## Short exercise 1
Duplicate the listing exactly, from its first line through the line containing "svg-text:підгрупи: підгрупи [155,681,205,695]", with both ends included.

Savannah Brooks ’26
Wednesday, March 8th, was International Women’s Day. The holiday comes in the first part of Women’s History Month, as celebrated in the U.S., the U.K., and Australia. International Women’s Day’s date comes from a “Bread and Peace” demonstration held by female textile workers in the Soviet Union in 1917. The holiday was first commemorated by the Soviet Union but was adopted by the United Nations in 1975. Since then, it has been celebrated around the world. Here are a few examples of how it was marked this year with the theme #EmbraceEquity.
The United States
This year, the U.S. saw several significant events for IWD across the country. The most notable was the White House’s “International Women of Courage Awards,” hosted by First Lady Jill Biden and Secretary of State Antony Blinken, where the Biden Administration recognized women leaders from around the world, such as Alba Rueda (the Argentinian Special Envoy for Sexual Orientation and Gender Identity in the Ministry of Foreign Affairs) and Yulia “Taira” Paievska (a wartime paramedic in Ukraine who recently was captured and tortured as a Prisoner of War by Russian forces). Nine other women were celebrated as well. The Madeline Albright Honorary Group Award went to the women and girl protestors in Iran.

## Data supplied
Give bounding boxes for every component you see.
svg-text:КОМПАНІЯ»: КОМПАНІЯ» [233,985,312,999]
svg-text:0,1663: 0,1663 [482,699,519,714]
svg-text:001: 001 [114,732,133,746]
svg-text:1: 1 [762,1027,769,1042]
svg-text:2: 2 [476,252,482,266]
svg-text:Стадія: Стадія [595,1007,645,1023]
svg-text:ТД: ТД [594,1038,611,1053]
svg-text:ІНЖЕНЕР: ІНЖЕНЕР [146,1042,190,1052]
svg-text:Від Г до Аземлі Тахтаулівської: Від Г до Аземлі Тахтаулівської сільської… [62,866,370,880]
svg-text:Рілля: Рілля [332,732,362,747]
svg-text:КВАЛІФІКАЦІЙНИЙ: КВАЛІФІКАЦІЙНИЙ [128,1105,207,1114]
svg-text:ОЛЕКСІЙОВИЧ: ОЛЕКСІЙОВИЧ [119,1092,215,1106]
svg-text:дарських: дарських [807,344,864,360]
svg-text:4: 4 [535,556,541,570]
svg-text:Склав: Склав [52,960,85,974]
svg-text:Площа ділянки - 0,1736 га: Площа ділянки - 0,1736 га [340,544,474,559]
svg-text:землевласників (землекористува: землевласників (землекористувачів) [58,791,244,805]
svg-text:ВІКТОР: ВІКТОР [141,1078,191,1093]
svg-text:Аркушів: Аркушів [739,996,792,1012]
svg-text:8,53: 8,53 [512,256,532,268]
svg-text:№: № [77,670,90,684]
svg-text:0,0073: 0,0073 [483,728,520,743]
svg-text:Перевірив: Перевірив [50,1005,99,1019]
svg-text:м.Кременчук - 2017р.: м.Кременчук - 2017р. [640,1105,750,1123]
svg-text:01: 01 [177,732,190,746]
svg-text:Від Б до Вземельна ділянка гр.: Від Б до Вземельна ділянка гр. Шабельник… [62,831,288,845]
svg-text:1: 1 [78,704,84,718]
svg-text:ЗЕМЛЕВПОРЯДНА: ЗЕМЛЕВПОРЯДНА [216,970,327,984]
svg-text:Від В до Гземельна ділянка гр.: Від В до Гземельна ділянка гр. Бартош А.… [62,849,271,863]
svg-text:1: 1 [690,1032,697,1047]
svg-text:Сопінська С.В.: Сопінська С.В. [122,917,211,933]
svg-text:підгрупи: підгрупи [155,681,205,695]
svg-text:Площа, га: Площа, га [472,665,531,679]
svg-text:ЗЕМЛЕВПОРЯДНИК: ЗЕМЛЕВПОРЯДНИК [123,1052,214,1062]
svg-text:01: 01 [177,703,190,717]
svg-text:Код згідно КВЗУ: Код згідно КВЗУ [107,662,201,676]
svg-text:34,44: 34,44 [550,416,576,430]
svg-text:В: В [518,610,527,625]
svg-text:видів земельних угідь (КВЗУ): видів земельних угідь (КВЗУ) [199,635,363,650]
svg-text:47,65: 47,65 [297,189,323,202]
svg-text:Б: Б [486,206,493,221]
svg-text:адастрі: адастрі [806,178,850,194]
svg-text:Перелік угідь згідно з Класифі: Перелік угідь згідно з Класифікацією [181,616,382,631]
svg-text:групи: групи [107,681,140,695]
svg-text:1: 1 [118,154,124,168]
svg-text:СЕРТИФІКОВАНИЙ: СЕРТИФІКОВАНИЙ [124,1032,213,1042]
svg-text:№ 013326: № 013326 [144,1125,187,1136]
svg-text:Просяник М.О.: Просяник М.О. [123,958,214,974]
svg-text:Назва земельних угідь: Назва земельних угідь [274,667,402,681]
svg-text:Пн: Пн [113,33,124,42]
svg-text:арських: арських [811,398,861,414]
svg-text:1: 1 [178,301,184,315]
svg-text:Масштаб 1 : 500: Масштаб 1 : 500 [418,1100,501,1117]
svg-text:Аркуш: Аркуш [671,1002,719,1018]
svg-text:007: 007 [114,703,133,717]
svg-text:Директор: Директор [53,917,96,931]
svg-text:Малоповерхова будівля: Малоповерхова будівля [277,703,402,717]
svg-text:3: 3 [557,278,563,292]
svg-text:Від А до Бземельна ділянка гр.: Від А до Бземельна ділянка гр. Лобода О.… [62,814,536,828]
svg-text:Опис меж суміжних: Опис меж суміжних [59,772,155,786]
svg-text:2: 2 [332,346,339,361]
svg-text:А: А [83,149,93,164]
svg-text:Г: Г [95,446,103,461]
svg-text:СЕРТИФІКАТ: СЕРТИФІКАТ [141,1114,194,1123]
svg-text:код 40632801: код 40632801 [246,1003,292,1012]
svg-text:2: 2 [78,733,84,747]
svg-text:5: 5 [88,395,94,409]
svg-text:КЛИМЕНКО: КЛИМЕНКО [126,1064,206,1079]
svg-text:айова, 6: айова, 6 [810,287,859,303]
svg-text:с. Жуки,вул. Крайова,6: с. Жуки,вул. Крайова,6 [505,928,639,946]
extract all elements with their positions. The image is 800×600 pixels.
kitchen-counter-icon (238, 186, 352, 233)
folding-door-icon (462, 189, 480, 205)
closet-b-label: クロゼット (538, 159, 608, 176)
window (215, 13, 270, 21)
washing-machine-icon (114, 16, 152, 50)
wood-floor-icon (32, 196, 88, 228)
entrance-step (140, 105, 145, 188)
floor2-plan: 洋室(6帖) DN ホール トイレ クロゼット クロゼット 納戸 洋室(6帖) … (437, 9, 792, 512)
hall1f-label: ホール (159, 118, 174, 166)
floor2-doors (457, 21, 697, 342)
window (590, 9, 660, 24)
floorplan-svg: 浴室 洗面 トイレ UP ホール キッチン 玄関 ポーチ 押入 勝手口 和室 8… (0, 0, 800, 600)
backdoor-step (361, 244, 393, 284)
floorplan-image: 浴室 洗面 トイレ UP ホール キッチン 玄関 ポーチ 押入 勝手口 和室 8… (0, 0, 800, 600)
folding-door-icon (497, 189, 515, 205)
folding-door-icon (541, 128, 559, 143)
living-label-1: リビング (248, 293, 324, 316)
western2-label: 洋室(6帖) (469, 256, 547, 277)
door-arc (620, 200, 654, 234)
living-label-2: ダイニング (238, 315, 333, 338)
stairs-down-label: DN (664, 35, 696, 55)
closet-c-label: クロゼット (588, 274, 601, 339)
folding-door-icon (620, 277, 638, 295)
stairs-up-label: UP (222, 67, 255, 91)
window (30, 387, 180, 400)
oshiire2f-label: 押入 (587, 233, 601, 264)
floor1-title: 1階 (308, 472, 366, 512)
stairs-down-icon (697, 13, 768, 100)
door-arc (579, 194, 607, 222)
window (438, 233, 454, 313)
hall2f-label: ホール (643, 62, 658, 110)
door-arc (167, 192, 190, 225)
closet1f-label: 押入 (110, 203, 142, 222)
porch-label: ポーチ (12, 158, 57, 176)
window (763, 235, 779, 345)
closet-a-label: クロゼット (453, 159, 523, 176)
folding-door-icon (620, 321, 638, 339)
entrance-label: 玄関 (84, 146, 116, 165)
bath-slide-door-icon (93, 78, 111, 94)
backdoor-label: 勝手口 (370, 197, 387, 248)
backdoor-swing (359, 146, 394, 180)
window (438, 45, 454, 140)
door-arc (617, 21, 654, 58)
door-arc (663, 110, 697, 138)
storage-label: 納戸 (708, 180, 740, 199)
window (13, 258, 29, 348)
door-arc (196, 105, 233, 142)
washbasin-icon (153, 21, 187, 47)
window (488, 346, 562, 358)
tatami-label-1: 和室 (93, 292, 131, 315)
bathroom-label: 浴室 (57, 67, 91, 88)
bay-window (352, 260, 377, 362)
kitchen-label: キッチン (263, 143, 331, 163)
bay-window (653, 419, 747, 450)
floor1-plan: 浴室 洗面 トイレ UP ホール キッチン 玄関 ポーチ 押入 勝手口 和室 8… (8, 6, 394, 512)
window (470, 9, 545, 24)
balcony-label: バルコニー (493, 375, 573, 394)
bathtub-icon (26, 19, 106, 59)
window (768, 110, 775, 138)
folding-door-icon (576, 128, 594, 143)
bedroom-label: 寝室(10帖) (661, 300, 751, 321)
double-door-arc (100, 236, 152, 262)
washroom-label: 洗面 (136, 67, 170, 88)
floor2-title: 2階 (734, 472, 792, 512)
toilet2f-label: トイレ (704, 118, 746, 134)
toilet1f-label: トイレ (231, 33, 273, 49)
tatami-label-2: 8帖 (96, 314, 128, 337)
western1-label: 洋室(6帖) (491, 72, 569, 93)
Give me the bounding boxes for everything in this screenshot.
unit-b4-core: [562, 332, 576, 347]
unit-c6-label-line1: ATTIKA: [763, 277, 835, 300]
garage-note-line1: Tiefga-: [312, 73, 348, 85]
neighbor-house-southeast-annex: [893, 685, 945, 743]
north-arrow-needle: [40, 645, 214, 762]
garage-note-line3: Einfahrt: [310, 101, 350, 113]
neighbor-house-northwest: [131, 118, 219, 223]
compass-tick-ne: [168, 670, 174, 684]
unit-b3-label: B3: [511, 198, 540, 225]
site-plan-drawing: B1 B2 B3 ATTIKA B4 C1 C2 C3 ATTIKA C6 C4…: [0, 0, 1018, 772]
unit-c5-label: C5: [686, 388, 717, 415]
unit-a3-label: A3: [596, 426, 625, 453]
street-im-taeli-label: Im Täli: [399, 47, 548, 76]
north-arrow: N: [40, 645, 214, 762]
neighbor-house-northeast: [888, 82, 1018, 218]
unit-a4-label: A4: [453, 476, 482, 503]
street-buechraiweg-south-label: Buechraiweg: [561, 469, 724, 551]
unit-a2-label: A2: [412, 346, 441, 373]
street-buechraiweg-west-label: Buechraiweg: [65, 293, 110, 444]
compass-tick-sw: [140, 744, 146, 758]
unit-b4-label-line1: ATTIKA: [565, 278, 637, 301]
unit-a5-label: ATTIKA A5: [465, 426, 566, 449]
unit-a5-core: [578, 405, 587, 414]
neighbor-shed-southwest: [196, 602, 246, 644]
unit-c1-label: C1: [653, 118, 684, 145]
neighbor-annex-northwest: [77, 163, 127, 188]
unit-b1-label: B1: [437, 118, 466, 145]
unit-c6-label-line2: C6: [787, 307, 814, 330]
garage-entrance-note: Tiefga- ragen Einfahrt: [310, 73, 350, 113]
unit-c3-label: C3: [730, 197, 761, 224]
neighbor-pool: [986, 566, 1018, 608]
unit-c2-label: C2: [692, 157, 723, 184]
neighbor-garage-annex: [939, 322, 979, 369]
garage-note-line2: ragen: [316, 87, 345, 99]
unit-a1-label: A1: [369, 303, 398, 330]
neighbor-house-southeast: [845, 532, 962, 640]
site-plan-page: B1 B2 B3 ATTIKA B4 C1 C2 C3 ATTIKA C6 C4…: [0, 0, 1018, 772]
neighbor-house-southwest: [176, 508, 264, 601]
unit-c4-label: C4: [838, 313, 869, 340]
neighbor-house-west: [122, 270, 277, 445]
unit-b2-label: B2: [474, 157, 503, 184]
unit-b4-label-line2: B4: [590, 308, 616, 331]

## Short exercise 2
According to the text on International Women's Day, in which countries is Women's History Month celebrated?

## Worked answer 1
Give bounding boxes for every component you see.
svg-text:КОМПАНІЯ»: КОМПАНІЯ» [233,985,312,999]
svg-text:0,1663: 0,1663 [482,699,519,714]
svg-text:001: 001 [114,732,133,746]
svg-text:1: 1 [762,1027,769,1042]
svg-text:2: 2 [476,252,482,266]
svg-text:Стадія: Стадія [595,1007,645,1023]
svg-text:ТД: ТД [594,1038,611,1053]
svg-text:ІНЖЕНЕР: ІНЖЕНЕР [146,1042,190,1052]
svg-text:Від Г до Аземлі Тахтаулівської: Від Г до Аземлі Тахтаулівської сільської… [62,866,370,880]
svg-text:Рілля: Рілля [332,732,362,747]
svg-text:КВАЛІФІКАЦІЙНИЙ: КВАЛІФІКАЦІЙНИЙ [128,1105,207,1114]
svg-text:ОЛЕКСІЙОВИЧ: ОЛЕКСІЙОВИЧ [119,1092,215,1106]
svg-text:дарських: дарських [807,344,864,360]
svg-text:4: 4 [535,556,541,570]
svg-text:Склав: Склав [52,960,85,974]
svg-text:Площа ділянки - 0,1736 га: Площа ділянки - 0,1736 га [340,544,474,559]
svg-text:землевласників (землекористува: землевласників (землекористувачів) [58,791,244,805]
svg-text:ВІКТОР: ВІКТОР [141,1078,191,1093]
svg-text:Аркушів: Аркушів [739,996,792,1012]
svg-text:8,53: 8,53 [512,256,532,268]
svg-text:№: № [77,670,90,684]
svg-text:0,0073: 0,0073 [483,728,520,743]
svg-text:Перевірив: Перевірив [50,1005,99,1019]
svg-text:м.Кременчук - 2017р.: м.Кременчук - 2017р. [640,1105,750,1123]
svg-text:01: 01 [177,732,190,746]
svg-text:Від Б до Вземельна ділянка гр.: Від Б до Вземельна ділянка гр. Шабельник… [62,831,288,845]
svg-text:1: 1 [78,704,84,718]
svg-text:ЗЕМЛЕВПОРЯДНА: ЗЕМЛЕВПОРЯДНА [216,970,327,984]
svg-text:Від В до Гземельна ділянка гр.: Від В до Гземельна ділянка гр. Бартош А.… [62,849,271,863]
svg-text:1: 1 [690,1032,697,1047]
svg-text:Сопінська С.В.: Сопінська С.В. [122,917,211,933]
svg-text:підгрупи: підгрупи [155,681,205,695]

## Worked answer 2
- the U.S.
- the U.K.
- Australia